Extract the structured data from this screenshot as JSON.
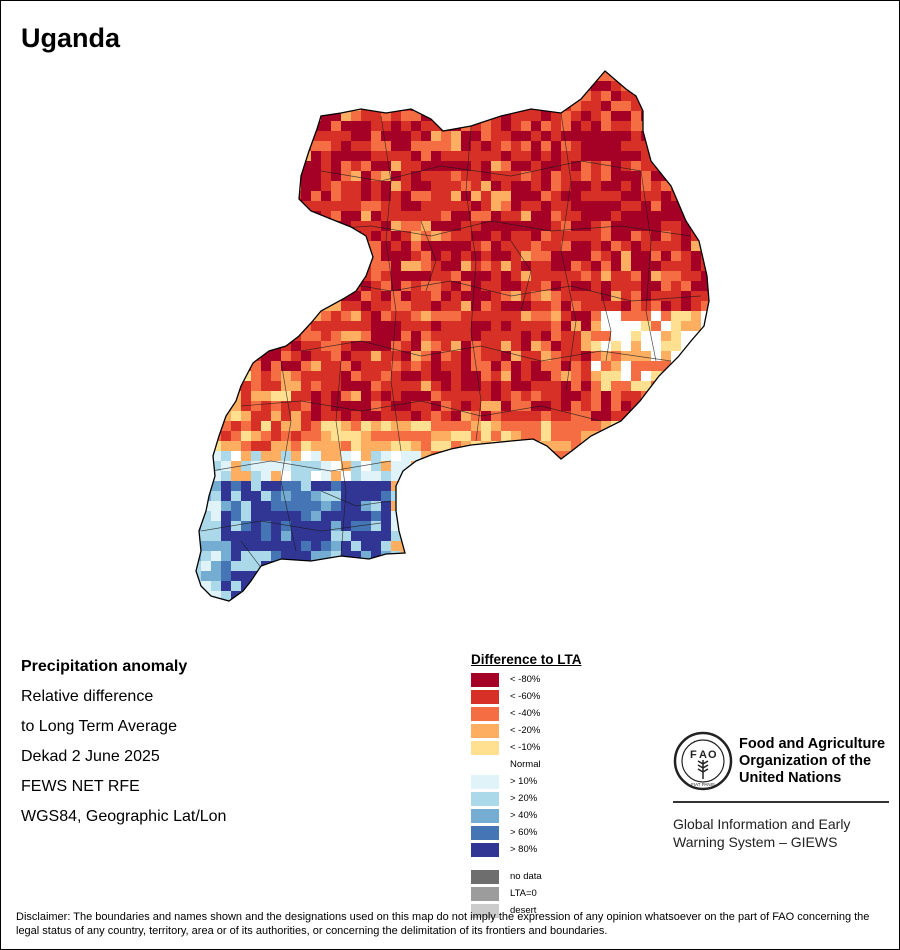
{
  "map": {
    "title": "Uganda"
  },
  "info": {
    "lines": [
      "Precipitation anomaly",
      "Relative difference",
      "to Long Term Average",
      "Dekad 2 June 2025",
      "FEWS NET RFE",
      "WGS84, Geographic Lat/Lon"
    ]
  },
  "legend": {
    "title": "Difference to LTA",
    "classes": [
      {
        "label": "< -80%",
        "color": "#a50026"
      },
      {
        "label": "< -60%",
        "color": "#d73027"
      },
      {
        "label": "< -40%",
        "color": "#f46d43"
      },
      {
        "label": "< -20%",
        "color": "#fdae61"
      },
      {
        "label": "< -10%",
        "color": "#fee090"
      },
      {
        "label": "Normal",
        "color": "#ffffff"
      },
      {
        "label": "> 10%",
        "color": "#e0f3f8"
      },
      {
        "label": "> 20%",
        "color": "#abd9e9"
      },
      {
        "label": "> 40%",
        "color": "#74add1"
      },
      {
        "label": "> 60%",
        "color": "#4575b4"
      },
      {
        "label": "> 80%",
        "color": "#313695"
      }
    ],
    "extra": [
      {
        "label": "no data",
        "color": "#6e6e6e"
      },
      {
        "label": "LTA=0",
        "color": "#9c9c9c"
      },
      {
        "label": "desert",
        "color": "#cccccc"
      }
    ]
  },
  "fao": {
    "logo_text": "FIAT PANIS",
    "name_lines": [
      "Food and Agriculture",
      "Organization of the",
      "United Nations"
    ],
    "giews_lines": [
      "Global Information and Early",
      "Warning System – GIEWS"
    ]
  },
  "disclaimer": "Disclaimer: The boundaries and names shown and the designations used on this map do not imply the expression of any opinion whatsoever on the part of FAO concerning the legal status of any country, territory, area or of its authorities, or concerning the delimitation of its frontiers and boundaries."
}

----

Problem statement >> Repeat the material above word for word, please, apart from its images.

Solved exercise >>
Extract the structured data from this screenshot as JSON.
{
  "map": {
    "title": "Uganda"
  },
  "info": {
    "lines": [
      "Precipitation anomaly",
      "Relative difference",
      "to Long Term Average",
      "Dekad 2 June 2025",
      "FEWS NET RFE",
      "WGS84, Geographic Lat/Lon"
    ]
  },
  "legend": {
    "title": "Difference to LTA",
    "classes": [
      {
        "label": "< -80%",
        "color": "#a50026"
      },
      {
        "label": "< -60%",
        "color": "#d73027"
      },
      {
        "label": "< -40%",
        "color": "#f46d43"
      },
      {
        "label": "< -20%",
        "color": "#fdae61"
      },
      {
        "label": "< -10%",
        "color": "#fee090"
      },
      {
        "label": "Normal",
        "color": "#ffffff"
      },
      {
        "label": "> 10%",
        "color": "#e0f3f8"
      },
      {
        "label": "> 20%",
        "color": "#abd9e9"
      },
      {
        "label": "> 40%",
        "color": "#74add1"
      },
      {
        "label": "> 60%",
        "color": "#4575b4"
      },
      {
        "label": "> 80%",
        "color": "#313695"
      }
    ],
    "extra": [
      {
        "label": "no data",
        "color": "#6e6e6e"
      },
      {
        "label": "LTA=0",
        "color": "#9c9c9c"
      },
      {
        "label": "desert",
        "color": "#cccccc"
      }
    ]
  },
  "fao": {
    "logo_text": "FIAT PANIS",
    "name_lines": [
      "Food and Agriculture",
      "Organization of the",
      "United Nations"
    ],
    "giews_lines": [
      "Global Information and Early",
      "Warning System – GIEWS"
    ]
  },
  "disclaimer": "Disclaimer: The boundaries and names shown and the designations used on this map do not imply the expression of any opinion whatsoever on the part of FAO concerning the legal status of any country, territory, area or of its authorities, or concerning the delimitation of its frontiers and boundaries."
}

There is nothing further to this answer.